YOUR OBJECTIVE
Please give the listing again in its entirety, exactly as written.

★ ★ ★ ★

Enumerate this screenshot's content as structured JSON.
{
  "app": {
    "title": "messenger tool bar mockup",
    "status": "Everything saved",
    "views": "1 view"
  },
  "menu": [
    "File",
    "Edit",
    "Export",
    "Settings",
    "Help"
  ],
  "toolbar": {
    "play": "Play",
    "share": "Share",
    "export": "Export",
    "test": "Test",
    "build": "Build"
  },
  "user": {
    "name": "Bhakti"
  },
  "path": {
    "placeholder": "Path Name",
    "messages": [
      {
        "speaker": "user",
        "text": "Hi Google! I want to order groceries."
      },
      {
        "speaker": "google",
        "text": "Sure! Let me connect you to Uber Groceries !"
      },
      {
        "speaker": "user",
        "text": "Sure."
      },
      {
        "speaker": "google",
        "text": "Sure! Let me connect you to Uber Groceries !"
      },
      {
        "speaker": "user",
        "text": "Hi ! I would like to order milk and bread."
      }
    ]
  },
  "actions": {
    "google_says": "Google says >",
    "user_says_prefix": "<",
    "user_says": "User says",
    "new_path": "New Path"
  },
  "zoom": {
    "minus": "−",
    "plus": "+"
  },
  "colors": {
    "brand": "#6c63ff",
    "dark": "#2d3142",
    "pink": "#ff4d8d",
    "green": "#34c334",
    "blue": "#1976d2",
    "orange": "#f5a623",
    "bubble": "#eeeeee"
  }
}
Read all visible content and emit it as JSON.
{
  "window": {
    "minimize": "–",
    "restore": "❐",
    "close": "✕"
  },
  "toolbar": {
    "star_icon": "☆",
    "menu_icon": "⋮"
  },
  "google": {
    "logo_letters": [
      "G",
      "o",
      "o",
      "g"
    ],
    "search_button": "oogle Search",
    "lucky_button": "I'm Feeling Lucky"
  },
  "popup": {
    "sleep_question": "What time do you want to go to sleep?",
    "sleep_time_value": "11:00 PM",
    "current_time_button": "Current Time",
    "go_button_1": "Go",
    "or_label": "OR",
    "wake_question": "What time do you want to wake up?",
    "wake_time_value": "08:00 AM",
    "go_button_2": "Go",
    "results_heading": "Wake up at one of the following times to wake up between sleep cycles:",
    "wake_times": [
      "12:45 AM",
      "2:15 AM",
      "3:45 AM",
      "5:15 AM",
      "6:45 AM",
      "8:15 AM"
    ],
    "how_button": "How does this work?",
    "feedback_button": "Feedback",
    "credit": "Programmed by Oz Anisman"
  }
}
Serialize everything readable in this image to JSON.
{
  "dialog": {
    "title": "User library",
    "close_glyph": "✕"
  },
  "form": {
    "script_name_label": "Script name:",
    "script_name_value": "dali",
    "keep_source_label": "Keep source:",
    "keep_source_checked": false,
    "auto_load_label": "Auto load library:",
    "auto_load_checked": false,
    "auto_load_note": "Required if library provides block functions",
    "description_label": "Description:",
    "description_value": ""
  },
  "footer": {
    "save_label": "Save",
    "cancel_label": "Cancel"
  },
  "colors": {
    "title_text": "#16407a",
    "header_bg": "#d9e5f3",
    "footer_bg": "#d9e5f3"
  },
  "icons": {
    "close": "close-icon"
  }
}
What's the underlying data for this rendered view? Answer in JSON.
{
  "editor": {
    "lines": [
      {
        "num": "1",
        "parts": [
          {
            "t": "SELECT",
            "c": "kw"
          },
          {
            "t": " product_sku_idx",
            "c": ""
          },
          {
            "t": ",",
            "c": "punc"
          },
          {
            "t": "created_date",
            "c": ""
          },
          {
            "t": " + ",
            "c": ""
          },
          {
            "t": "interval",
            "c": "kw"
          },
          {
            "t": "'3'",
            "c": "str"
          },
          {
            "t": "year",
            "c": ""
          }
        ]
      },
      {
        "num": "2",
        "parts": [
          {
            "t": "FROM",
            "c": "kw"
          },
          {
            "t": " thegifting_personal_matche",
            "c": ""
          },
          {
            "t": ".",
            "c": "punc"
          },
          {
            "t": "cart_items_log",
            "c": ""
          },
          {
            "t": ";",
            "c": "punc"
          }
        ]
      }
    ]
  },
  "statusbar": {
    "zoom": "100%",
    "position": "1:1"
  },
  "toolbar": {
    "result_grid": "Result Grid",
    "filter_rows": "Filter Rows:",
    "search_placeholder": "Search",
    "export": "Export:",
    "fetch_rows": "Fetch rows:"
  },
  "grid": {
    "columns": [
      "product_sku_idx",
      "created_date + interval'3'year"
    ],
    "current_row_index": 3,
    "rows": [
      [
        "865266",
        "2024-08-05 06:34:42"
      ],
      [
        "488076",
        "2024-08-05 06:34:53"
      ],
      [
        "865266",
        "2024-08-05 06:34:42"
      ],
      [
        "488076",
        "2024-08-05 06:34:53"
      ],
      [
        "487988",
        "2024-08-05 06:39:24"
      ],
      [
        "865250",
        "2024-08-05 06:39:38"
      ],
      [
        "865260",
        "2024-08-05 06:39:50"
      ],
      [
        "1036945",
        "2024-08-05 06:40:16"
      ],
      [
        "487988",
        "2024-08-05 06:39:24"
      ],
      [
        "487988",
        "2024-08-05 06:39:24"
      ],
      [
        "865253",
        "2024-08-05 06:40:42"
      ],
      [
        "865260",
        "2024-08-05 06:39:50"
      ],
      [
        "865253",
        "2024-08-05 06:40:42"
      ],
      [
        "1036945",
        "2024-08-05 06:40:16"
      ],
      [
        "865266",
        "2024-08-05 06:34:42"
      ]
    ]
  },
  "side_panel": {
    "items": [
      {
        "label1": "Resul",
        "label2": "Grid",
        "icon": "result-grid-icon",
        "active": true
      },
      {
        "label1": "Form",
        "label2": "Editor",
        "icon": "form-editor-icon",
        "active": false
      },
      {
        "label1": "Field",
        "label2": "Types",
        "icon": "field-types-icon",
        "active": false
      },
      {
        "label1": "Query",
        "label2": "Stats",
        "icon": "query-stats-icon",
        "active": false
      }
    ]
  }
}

★ ★ ★ ★

FULL RESPONSE
Enumerate this screenshot's content as structured JSON.
{
  "app": {
    "title": "messenger tool bar mockup",
    "status": "Everything saved",
    "views": "1 view"
  },
  "menu": [
    "File",
    "Edit",
    "Export",
    "Settings",
    "Help"
  ],
  "toolbar": {
    "play": "Play",
    "share": "Share",
    "export": "Export",
    "test": "Test",
    "build": "Build"
  },
  "user": {
    "name": "Bhakti"
  },
  "path": {
    "placeholder": "Path Name",
    "messages": [
      {
        "speaker": "user",
        "text": "Hi Google! I want to order groceries."
      },
      {
        "speaker": "google",
        "text": "Sure! Let me connect you to Uber Groceries !"
      },
      {
        "speaker": "user",
        "text": "Sure."
      },
      {
        "speaker": "google",
        "text": "Sure! Let me connect you to Uber Groceries !"
      },
      {
        "speaker": "user",
        "text": "Hi ! I would like to order milk and bread."
      }
    ]
  },
  "actions": {
    "google_says": "Google says >",
    "user_says_prefix": "<",
    "user_says": "User says",
    "new_path": "New Path"
  },
  "zoom": {
    "minus": "−",
    "plus": "+"
  },
  "colors": {
    "brand": "#6c63ff",
    "dark": "#2d3142",
    "pink": "#ff4d8d",
    "green": "#34c334",
    "blue": "#1976d2",
    "orange": "#f5a623",
    "bubble": "#eeeeee"
  }
}
Read all visible content and emit it as JSON.
{
  "window": {
    "minimize": "–",
    "restore": "❐",
    "close": "✕"
  },
  "toolbar": {
    "star_icon": "☆",
    "menu_icon": "⋮"
  },
  "google": {
    "logo_letters": [
      "G",
      "o",
      "o",
      "g"
    ],
    "search_button": "oogle Search",
    "lucky_button": "I'm Feeling Lucky"
  },
  "popup": {
    "sleep_question": "What time do you want to go to sleep?",
    "sleep_time_value": "11:00 PM",
    "current_time_button": "Current Time",
    "go_button_1": "Go",
    "or_label": "OR",
    "wake_question": "What time do you want to wake up?",
    "wake_time_value": "08:00 AM",
    "go_button_2": "Go",
    "results_heading": "Wake up at one of the following times to wake up between sleep cycles:",
    "wake_times": [
      "12:45 AM",
      "2:15 AM",
      "3:45 AM",
      "5:15 AM",
      "6:45 AM",
      "8:15 AM"
    ],
    "how_button": "How does this work?",
    "feedback_button": "Feedback",
    "credit": "Programmed by Oz Anisman"
  }
}
Serialize everything readable in this image to JSON.
{
  "dialog": {
    "title": "User library",
    "close_glyph": "✕"
  },
  "form": {
    "script_name_label": "Script name:",
    "script_name_value": "dali",
    "keep_source_label": "Keep source:",
    "keep_source_checked": false,
    "auto_load_label": "Auto load library:",
    "auto_load_checked": false,
    "auto_load_note": "Required if library provides block functions",
    "description_label": "Description:",
    "description_value": ""
  },
  "footer": {
    "save_label": "Save",
    "cancel_label": "Cancel"
  },
  "colors": {
    "title_text": "#16407a",
    "header_bg": "#d9e5f3",
    "footer_bg": "#d9e5f3"
  },
  "icons": {
    "close": "close-icon"
  }
}
What's the underlying data for this rendered view? Answer in JSON.
{
  "editor": {
    "lines": [
      {
        "num": "1",
        "parts": [
          {
            "t": "SELECT",
            "c": "kw"
          },
          {
            "t": " product_sku_idx",
            "c": ""
          },
          {
            "t": ",",
            "c": "punc"
          },
          {
            "t": "created_date",
            "c": ""
          },
          {
            "t": " + ",
            "c": ""
          },
          {
            "t": "interval",
            "c": "kw"
          },
          {
            "t": "'3'",
            "c": "str"
          },
          {
            "t": "year",
            "c": ""
          }
        ]
      },
      {
        "num": "2",
        "parts": [
          {
            "t": "FROM",
            "c": "kw"
          },
          {
            "t": " thegifting_personal_matche",
            "c": ""
          },
          {
            "t": ".",
            "c": "punc"
          },
          {
            "t": "cart_items_log",
            "c": ""
          },
          {
            "t": ";",
            "c": "punc"
          }
        ]
      }
    ]
  },
  "statusbar": {
    "zoom": "100%",
    "position": "1:1"
  },
  "toolbar": {
    "result_grid": "Result Grid",
    "filter_rows": "Filter Rows:",
    "search_placeholder": "Search",
    "export": "Export:",
    "fetch_rows": "Fetch rows:"
  },
  "grid": {
    "columns": [
      "product_sku_idx",
      "created_date + interval'3'year"
    ],
    "current_row_index": 3,
    "rows": [
      [
        "865266",
        "2024-08-05 06:34:42"
      ],
      [
        "488076",
        "2024-08-05 06:34:53"
      ],
      [
        "865266",
        "2024-08-05 06:34:42"
      ],
      [
        "488076",
        "2024-08-05 06:34:53"
      ],
      [
        "487988",
        "2024-08-05 06:39:24"
      ],
      [
        "865250",
        "2024-08-05 06:39:38"
      ],
      [
        "865260",
        "2024-08-05 06:39:50"
      ],
      [
        "1036945",
        "2024-08-05 06:40:16"
      ],
      [
        "487988",
        "2024-08-05 06:39:24"
      ],
      [
        "487988",
        "2024-08-05 06:39:24"
      ],
      [
        "865253",
        "2024-08-05 06:40:42"
      ],
      [
        "865260",
        "2024-08-05 06:39:50"
      ],
      [
        "865253",
        "2024-08-05 06:40:42"
      ],
      [
        "1036945",
        "2024-08-05 06:40:16"
      ],
      [
        "865266",
        "2024-08-05 06:34:42"
      ]
    ]
  },
  "side_panel": {
    "items": [
      {
        "label1": "Resul",
        "label2": "Grid",
        "icon": "result-grid-icon",
        "active": true
      },
      {
        "label1": "Form",
        "label2": "Editor",
        "icon": "form-editor-icon",
        "active": false
      },
      {
        "label1": "Field",
        "label2": "Types",
        "icon": "field-types-icon",
        "active": false
      },
      {
        "label1": "Query",
        "label2": "Stats",
        "icon": "query-stats-icon",
        "active": false
      }
    ]
  }
}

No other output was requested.